Reproduce the records below exactly as they appear, omitting any pictures they contain.

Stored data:
....

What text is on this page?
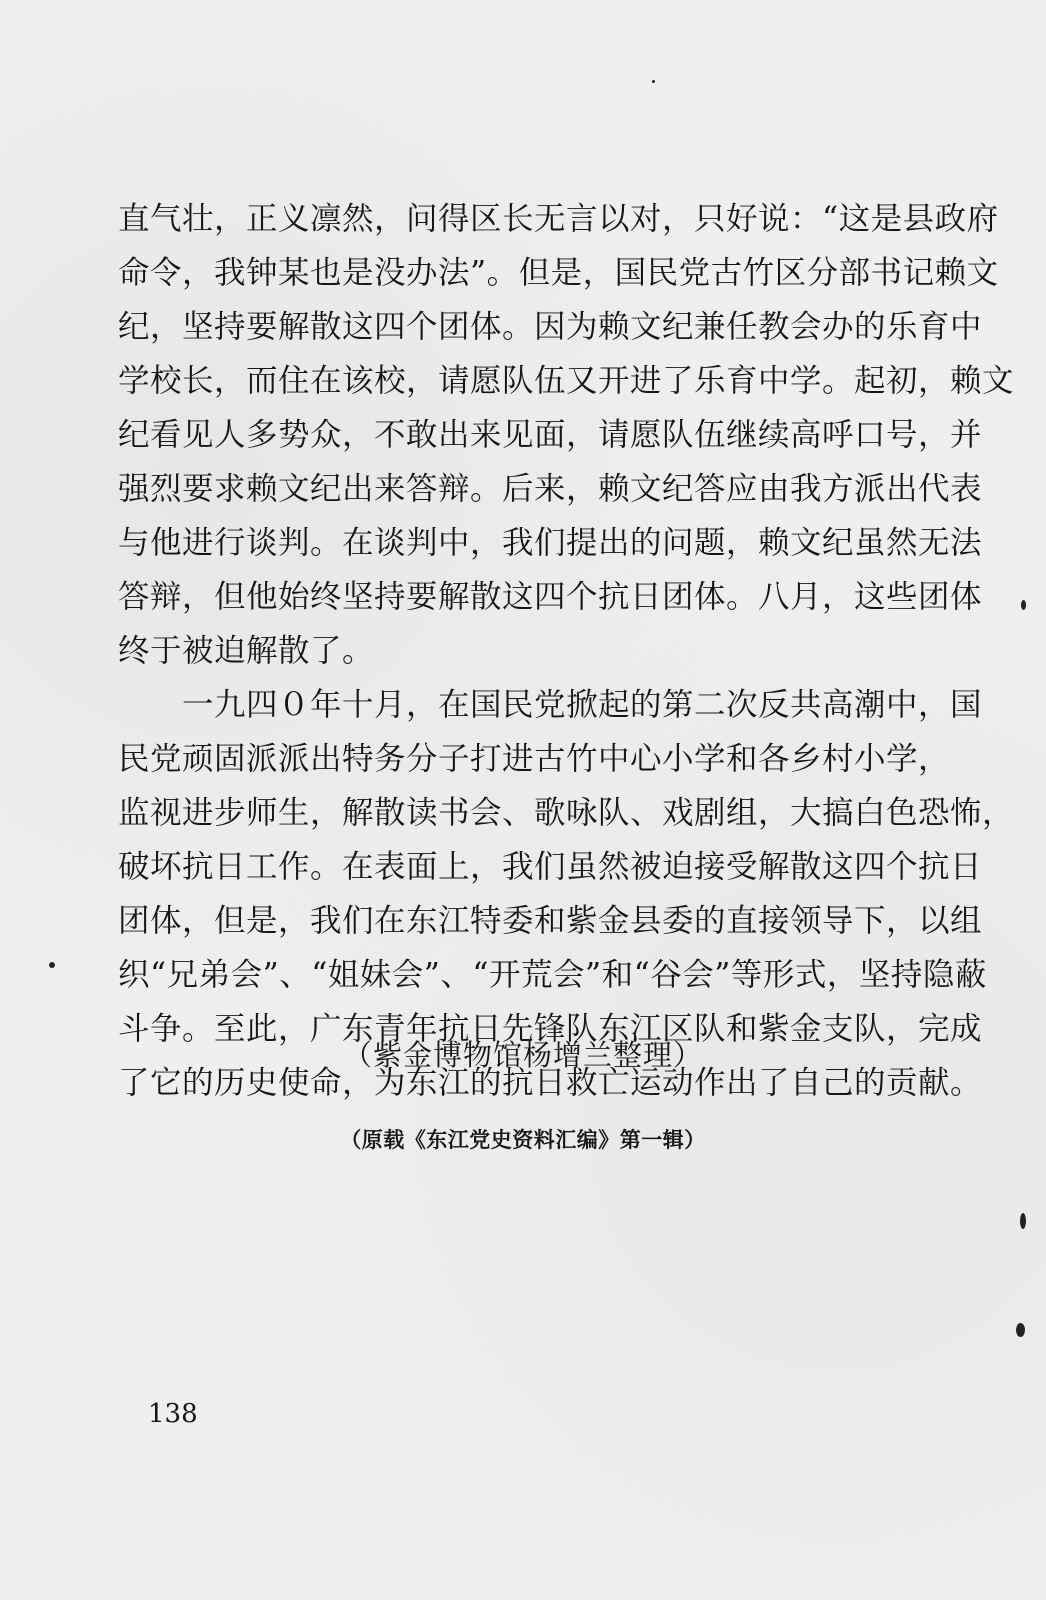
直气壮，正义凛然，问得区长无言以对，只好说：“这是县政府
命令，我钟某也是没办法”。但是，国民党古竹区分部书记赖文
纪，坚持要解散这四个团体。因为赖文纪兼任教会办的乐育中
学校长，而住在该校，请愿队伍又开进了乐育中学。起初，赖文
纪看见人多势众，不敢出来见面，请愿队伍继续高呼口号，并
强烈要求赖文纪出来答辩。后来，赖文纪答应由我方派出代表
与他进行谈判。在谈判中，我们提出的问题，赖文纪虽然无法
答辩，但他始终坚持要解散这四个抗日团体。八月，这些团体
终于被迫解散了。
一九四０年十月，在国民党掀起的第二次反共高潮中，国
民党顽固派派出特务分子打进古竹中心小学和各乡村小学，
监视进步师生，解散读书会、歌咏队、戏剧组，大搞白色恐怖，
破坏抗日工作。在表面上，我们虽然被迫接受解散这四个抗日
团体，但是，我们在东江特委和紫金县委的直接领导下，以组
织“兄弟会”、“姐妹会”、“开荒会”和“谷会”等形式，坚持隐蔽
斗争。至此，广东青年抗日先锋队东江区队和紫金支队，完成
了它的历史使命，为东江的抗日救亡运动作出了自己的贡献。
（紫金博物馆杨增兰整理）
（原载《东江党史资料汇编》第一辑）
138
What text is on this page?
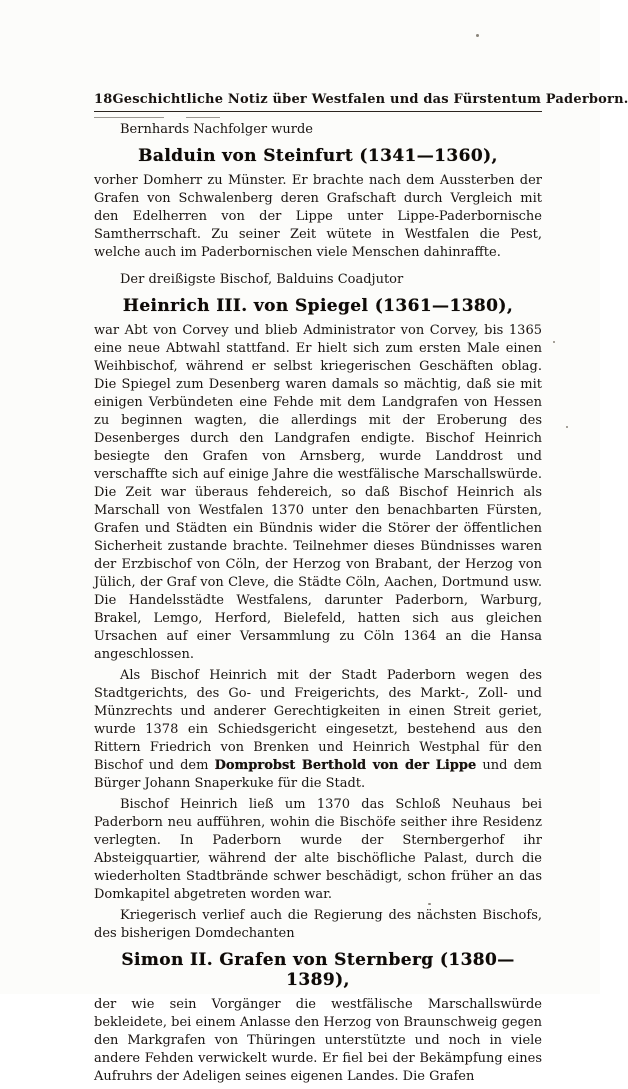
18 Geschichtliche Notiz über Westfalen und das Fürstentum Paderborn.
Bernhards Nachfolger wurde
Balduin von Steinfurt (1341—1360),

vorher Domherr zu Münster. Er brachte nach dem Aussterben der Grafen von Schwalenberg deren Grafschaft durch Vergleich mit den Edelherren von der Lippe unter Lippe-Paderbornische Samtherrschaft. Zu seiner Zeit wütete in Westfalen die Pest, welche auch im Paderbornischen viele Menschen dahinraffte.

Der dreißigste Bischof, Balduins Coadjutor
Heinrich III. von Spiegel (1361—1380),

war Abt von Corvey und blieb Administrator von Corvey, bis 1365 eine neue Abtwahl stattfand. Er hielt sich zum ersten Male einen Weihbischof, während er selbst kriegerischen Geschäften oblag. Die Spiegel zum Desenberg waren damals so mächtig, daß sie mit einigen Verbündeten eine Fehde mit dem Landgrafen von Hessen zu beginnen wagten, die allerdings mit der Eroberung des Desenberges durch den Landgrafen endigte. Bischof Heinrich besiegte den Grafen von Arnsberg, wurde Landdrost und verschaffte sich auf einige Jahre die westfälische Marschallswürde. Die Zeit war überaus fehdereich, so daß Bischof Heinrich als Marschall von Westfalen 1370 unter den benachbarten Fürsten, Grafen und Städten ein Bündnis wider die Störer der öffentlichen Sicherheit zustande brachte. Teilnehmer dieses Bündnisses waren der Erzbischof von Cöln, der Herzog von Brabant, der Herzog von Jülich, der Graf von Cleve, die Städte Cöln, Aachen, Dortmund usw. Die Handelsstädte Westfalens, darunter Paderborn, Warburg, Brakel, Lemgo, Herford, Bielefeld, hatten sich aus gleichen Ursachen auf einer Versammlung zu Cöln 1364 an die Hansa angeschlossen.

Als Bischof Heinrich mit der Stadt Paderborn wegen des Stadtgerichts, des Go- und Freigerichts, des Markt-, Zoll- und Münzrechts und anderer Gerechtigkeiten in einen Streit geriet, wurde 1378 ein Schiedsgericht eingesetzt, bestehend aus den Rittern Friedrich von Brenken und Heinrich Westphal für den Bischof und dem Domprobst Berthold von der Lippe und dem Bürger Johann Snaperkuke für die Stadt.

Bischof Heinrich ließ um 1370 das Schloß Neuhaus bei Paderborn neu aufführen, wohin die Bischöfe seither ihre Residenz verlegten. In Paderborn wurde der Sternbergerhof ihr Absteigquartier, während der alte bischöfliche Palast, durch die wiederholten Stadtbrände schwer beschädigt, schon früher an das Domkapitel abgetreten worden war.

Kriegerisch verlief auch die Regierung des nächsten Bischofs, des bisherigen Domdechanten

Simon II. Grafen von Sternberg (1380—1389),

der wie sein Vorgänger die westfälische Marschallswürde bekleidete, bei einem Anlasse den Herzog von Braunschweig gegen den Markgrafen von Thüringen unterstützte und noch in viele andere Fehden verwickelt wurde. Er fiel bei der Bekämpfung eines Aufruhrs der Adeligen seines eigenen Landes. Die Grafen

....

Reply to the task:
What text is on this page?
直气壮，正义凛然，问得区长无言以对，只好说：“这是县政府
命令，我钟某也是没办法”。但是，国民党古竹区分部书记赖文
纪，坚持要解散这四个团体。因为赖文纪兼任教会办的乐育中
学校长，而住在该校，请愿队伍又开进了乐育中学。起初，赖文
纪看见人多势众，不敢出来见面，请愿队伍继续高呼口号，并
强烈要求赖文纪出来答辩。后来，赖文纪答应由我方派出代表
与他进行谈判。在谈判中，我们提出的问题，赖文纪虽然无法
答辩，但他始终坚持要解散这四个抗日团体。八月，这些团体
终于被迫解散了。
一九四０年十月，在国民党掀起的第二次反共高潮中，国
民党顽固派派出特务分子打进古竹中心小学和各乡村小学，
监视进步师生，解散读书会、歌咏队、戏剧组，大搞白色恐怖，
破坏抗日工作。在表面上，我们虽然被迫接受解散这四个抗日
团体，但是，我们在东江特委和紫金县委的直接领导下，以组
织“兄弟会”、“姐妹会”、“开荒会”和“谷会”等形式，坚持隐蔽
斗争。至此，广东青年抗日先锋队东江区队和紫金支队，完成
了它的历史使命，为东江的抗日救亡运动作出了自己的贡献。
（紫金博物馆杨增兰整理）
（原载《东江党史资料汇编》第一辑）
138
What text is on this page?
18 Geschichtliche Notiz über Westfalen und das Fürstentum Paderborn.
Bernhards Nachfolger wurde
Balduin von Steinfurt (1341—1360),

vorher Domherr zu Münster. Er brachte nach dem Aussterben der Grafen von Schwalenberg deren Grafschaft durch Vergleich mit den Edelherren von der Lippe unter Lippe-Paderbornische Samtherrschaft. Zu seiner Zeit wütete in Westfalen die Pest, welche auch im Paderbornischen viele Menschen dahinraffte.

Der dreißigste Bischof, Balduins Coadjutor
Heinrich III. von Spiegel (1361—1380),

war Abt von Corvey und blieb Administrator von Corvey, bis 1365 eine neue Abtwahl stattfand. Er hielt sich zum ersten Male einen Weihbischof, während er selbst kriegerischen Geschäften oblag. Die Spiegel zum Desenberg waren damals so mächtig, daß sie mit einigen Verbündeten eine Fehde mit dem Landgrafen von Hessen zu beginnen wagten, die allerdings mit der Eroberung des Desenberges durch den Landgrafen endigte. Bischof Heinrich besiegte den Grafen von Arnsberg, wurde Landdrost und verschaffte sich auf einige Jahre die westfälische Marschallswürde. Die Zeit war überaus fehdereich, so daß Bischof Heinrich als Marschall von Westfalen 1370 unter den benachbarten Fürsten, Grafen und Städten ein Bündnis wider die Störer der öffentlichen Sicherheit zustande brachte. Teilnehmer dieses Bündnisses waren der Erzbischof von Cöln, der Herzog von Brabant, der Herzog von Jülich, der Graf von Cleve, die Städte Cöln, Aachen, Dortmund usw. Die Handelsstädte Westfalens, darunter Paderborn, Warburg, Brakel, Lemgo, Herford, Bielefeld, hatten sich aus gleichen Ursachen auf einer Versammlung zu Cöln 1364 an die Hansa angeschlossen.

Als Bischof Heinrich mit der Stadt Paderborn wegen des Stadtgerichts, des Go- und Freigerichts, des Markt-, Zoll- und Münzrechts und anderer Gerechtigkeiten in einen Streit geriet, wurde 1378 ein Schiedsgericht eingesetzt, bestehend aus den Rittern Friedrich von Brenken und Heinrich Westphal für den Bischof und dem Domprobst Berthold von der Lippe und dem Bürger Johann Snaperkuke für die Stadt.

Bischof Heinrich ließ um 1370 das Schloß Neuhaus bei Paderborn neu aufführen, wohin die Bischöfe seither ihre Residenz verlegten. In Paderborn wurde der Sternbergerhof ihr Absteigquartier, während der alte bischöfliche Palast, durch die wiederholten Stadtbrände schwer beschädigt, schon früher an das Domkapitel abgetreten worden war.

Kriegerisch verlief auch die Regierung des nächsten Bischofs, des bisherigen Domdechanten

Simon II. Grafen von Sternberg (1380—1389),

der wie sein Vorgänger die westfälische Marschallswürde bekleidete, bei einem Anlasse den Herzog von Braunschweig gegen den Markgrafen von Thüringen unterstützte und noch in viele andere Fehden verwickelt wurde. Er fiel bei der Bekämpfung eines Aufruhrs der Adeligen seines eigenen Landes. Die Grafen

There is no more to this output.